[Stored data entries]
________

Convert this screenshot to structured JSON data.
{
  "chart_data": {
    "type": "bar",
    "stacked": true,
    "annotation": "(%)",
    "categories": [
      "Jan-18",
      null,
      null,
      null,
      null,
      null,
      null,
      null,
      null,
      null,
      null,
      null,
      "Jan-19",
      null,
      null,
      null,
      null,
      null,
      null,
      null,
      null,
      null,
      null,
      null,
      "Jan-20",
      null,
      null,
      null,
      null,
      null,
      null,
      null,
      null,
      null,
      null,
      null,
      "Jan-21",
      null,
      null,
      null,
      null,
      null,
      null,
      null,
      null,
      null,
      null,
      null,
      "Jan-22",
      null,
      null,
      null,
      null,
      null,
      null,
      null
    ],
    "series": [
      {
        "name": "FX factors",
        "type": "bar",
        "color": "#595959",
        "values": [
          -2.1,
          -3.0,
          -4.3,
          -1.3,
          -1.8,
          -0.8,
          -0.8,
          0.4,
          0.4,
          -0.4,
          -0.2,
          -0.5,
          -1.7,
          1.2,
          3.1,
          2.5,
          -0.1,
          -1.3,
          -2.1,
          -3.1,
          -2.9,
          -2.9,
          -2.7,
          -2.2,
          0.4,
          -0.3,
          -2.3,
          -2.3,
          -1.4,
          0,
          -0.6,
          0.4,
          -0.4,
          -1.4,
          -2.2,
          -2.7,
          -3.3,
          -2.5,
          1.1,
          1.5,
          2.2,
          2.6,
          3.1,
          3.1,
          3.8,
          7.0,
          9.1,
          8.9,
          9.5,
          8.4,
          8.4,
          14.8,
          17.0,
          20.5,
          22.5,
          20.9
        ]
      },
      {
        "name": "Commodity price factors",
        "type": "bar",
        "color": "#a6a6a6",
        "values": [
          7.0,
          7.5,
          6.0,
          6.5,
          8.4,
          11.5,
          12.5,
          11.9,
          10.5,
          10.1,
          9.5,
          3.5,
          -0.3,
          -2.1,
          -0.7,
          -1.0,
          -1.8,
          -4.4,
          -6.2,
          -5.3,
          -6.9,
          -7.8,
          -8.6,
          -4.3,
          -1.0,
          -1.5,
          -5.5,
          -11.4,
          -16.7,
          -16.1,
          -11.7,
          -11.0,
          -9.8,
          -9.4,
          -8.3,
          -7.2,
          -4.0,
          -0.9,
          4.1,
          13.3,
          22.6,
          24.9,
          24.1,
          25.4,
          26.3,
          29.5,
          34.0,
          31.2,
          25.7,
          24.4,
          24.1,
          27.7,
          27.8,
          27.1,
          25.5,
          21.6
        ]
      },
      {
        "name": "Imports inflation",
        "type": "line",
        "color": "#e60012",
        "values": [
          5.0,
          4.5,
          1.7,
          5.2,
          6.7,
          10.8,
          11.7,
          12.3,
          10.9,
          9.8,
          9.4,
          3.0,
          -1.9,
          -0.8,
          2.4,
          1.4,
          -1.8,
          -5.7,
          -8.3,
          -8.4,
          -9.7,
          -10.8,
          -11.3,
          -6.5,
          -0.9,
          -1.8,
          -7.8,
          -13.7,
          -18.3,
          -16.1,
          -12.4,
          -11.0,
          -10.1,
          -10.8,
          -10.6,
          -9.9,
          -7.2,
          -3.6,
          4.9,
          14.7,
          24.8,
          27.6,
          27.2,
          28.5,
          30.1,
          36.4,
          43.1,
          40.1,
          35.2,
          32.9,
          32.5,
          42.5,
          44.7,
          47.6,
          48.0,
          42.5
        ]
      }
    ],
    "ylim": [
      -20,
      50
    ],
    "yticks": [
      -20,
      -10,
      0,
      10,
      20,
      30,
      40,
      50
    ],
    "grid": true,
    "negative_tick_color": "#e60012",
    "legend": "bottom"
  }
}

________

JOB: Take the entries above and copy them out exactly.

RESULT FOR THIS TASK:
Convert this screenshot to structured JSON data.
{
  "chart_data": {
    "type": "bar",
    "stacked": true,
    "annotation": "(%)",
    "categories": [
      "Jan-18",
      null,
      null,
      null,
      null,
      null,
      null,
      null,
      null,
      null,
      null,
      null,
      "Jan-19",
      null,
      null,
      null,
      null,
      null,
      null,
      null,
      null,
      null,
      null,
      null,
      "Jan-20",
      null,
      null,
      null,
      null,
      null,
      null,
      null,
      null,
      null,
      null,
      null,
      "Jan-21",
      null,
      null,
      null,
      null,
      null,
      null,
      null,
      null,
      null,
      null,
      null,
      "Jan-22",
      null,
      null,
      null,
      null,
      null,
      null,
      null
    ],
    "series": [
      {
        "name": "FX factors",
        "type": "bar",
        "color": "#595959",
        "values": [
          -2.1,
          -3.0,
          -4.3,
          -1.3,
          -1.8,
          -0.8,
          -0.8,
          0.4,
          0.4,
          -0.4,
          -0.2,
          -0.5,
          -1.7,
          1.2,
          3.1,
          2.5,
          -0.1,
          -1.3,
          -2.1,
          -3.1,
          -2.9,
          -2.9,
          -2.7,
          -2.2,
          0.4,
          -0.3,
          -2.3,
          -2.3,
          -1.4,
          0,
          -0.6,
          0.4,
          -0.4,
          -1.4,
          -2.2,
          -2.7,
          -3.3,
          -2.5,
          1.1,
          1.5,
          2.2,
          2.6,
          3.1,
          3.1,
          3.8,
          7.0,
          9.1,
          8.9,
          9.5,
          8.4,
          8.4,
          14.8,
          17.0,
          20.5,
          22.5,
          20.9
        ]
      },
      {
        "name": "Commodity price factors",
        "type": "bar",
        "color": "#a6a6a6",
        "values": [
          7.0,
          7.5,
          6.0,
          6.5,
          8.4,
          11.5,
          12.5,
          11.9,
          10.5,
          10.1,
          9.5,
          3.5,
          -0.3,
          -2.1,
          -0.7,
          -1.0,
          -1.8,
          -4.4,
          -6.2,
          -5.3,
          -6.9,
          -7.8,
          -8.6,
          -4.3,
          -1.0,
          -1.5,
          -5.5,
          -11.4,
          -16.7,
          -16.1,
          -11.7,
          -11.0,
          -9.8,
          -9.4,
          -8.3,
          -7.2,
          -4.0,
          -0.9,
          4.1,
          13.3,
          22.6,
          24.9,
          24.1,
          25.4,
          26.3,
          29.5,
          34.0,
          31.2,
          25.7,
          24.4,
          24.1,
          27.7,
          27.8,
          27.1,
          25.5,
          21.6
        ]
      },
      {
        "name": "Imports inflation",
        "type": "line",
        "color": "#e60012",
        "values": [
          5.0,
          4.5,
          1.7,
          5.2,
          6.7,
          10.8,
          11.7,
          12.3,
          10.9,
          9.8,
          9.4,
          3.0,
          -1.9,
          -0.8,
          2.4,
          1.4,
          -1.8,
          -5.7,
          -8.3,
          -8.4,
          -9.7,
          -10.8,
          -11.3,
          -6.5,
          -0.9,
          -1.8,
          -7.8,
          -13.7,
          -18.3,
          -16.1,
          -12.4,
          -11.0,
          -10.1,
          -10.8,
          -10.6,
          -9.9,
          -7.2,
          -3.6,
          4.9,
          14.7,
          24.8,
          27.6,
          27.2,
          28.5,
          30.1,
          36.4,
          43.1,
          40.1,
          35.2,
          32.9,
          32.5,
          42.5,
          44.7,
          47.6,
          48.0,
          42.5
        ]
      }
    ],
    "ylim": [
      -20,
      50
    ],
    "yticks": [
      -20,
      -10,
      0,
      10,
      20,
      30,
      40,
      50
    ],
    "grid": true,
    "negative_tick_color": "#e60012",
    "legend": "bottom"
  }
}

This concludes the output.